** Records provided **
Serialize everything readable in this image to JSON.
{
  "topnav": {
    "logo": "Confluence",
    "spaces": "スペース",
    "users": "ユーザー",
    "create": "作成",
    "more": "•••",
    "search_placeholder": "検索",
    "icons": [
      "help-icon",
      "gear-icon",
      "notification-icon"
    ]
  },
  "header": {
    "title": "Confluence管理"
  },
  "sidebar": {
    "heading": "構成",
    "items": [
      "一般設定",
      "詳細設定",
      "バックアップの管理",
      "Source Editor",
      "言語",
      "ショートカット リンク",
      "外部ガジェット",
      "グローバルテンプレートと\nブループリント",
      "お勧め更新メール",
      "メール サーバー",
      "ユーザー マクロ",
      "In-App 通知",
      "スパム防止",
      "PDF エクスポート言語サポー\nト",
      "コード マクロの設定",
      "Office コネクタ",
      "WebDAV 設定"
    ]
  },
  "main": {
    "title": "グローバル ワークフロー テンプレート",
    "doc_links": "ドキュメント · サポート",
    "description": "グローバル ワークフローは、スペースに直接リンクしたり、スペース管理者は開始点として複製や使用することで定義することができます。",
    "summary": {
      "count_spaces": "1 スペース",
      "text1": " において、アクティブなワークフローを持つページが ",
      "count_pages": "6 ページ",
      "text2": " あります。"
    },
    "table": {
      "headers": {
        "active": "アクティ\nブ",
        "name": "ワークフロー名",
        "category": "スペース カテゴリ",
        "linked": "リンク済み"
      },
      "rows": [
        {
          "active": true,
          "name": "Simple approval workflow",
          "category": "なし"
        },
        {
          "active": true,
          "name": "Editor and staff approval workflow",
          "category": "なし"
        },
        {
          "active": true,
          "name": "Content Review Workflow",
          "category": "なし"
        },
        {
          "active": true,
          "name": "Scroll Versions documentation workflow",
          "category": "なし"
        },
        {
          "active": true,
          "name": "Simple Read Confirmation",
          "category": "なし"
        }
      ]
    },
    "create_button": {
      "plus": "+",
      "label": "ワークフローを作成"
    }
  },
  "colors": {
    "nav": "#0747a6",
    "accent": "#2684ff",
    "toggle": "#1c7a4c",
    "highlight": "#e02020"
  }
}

** Task brief **
Give the count of lines in the listing that hold the word "title", with no other text.

** Solution to this task **
2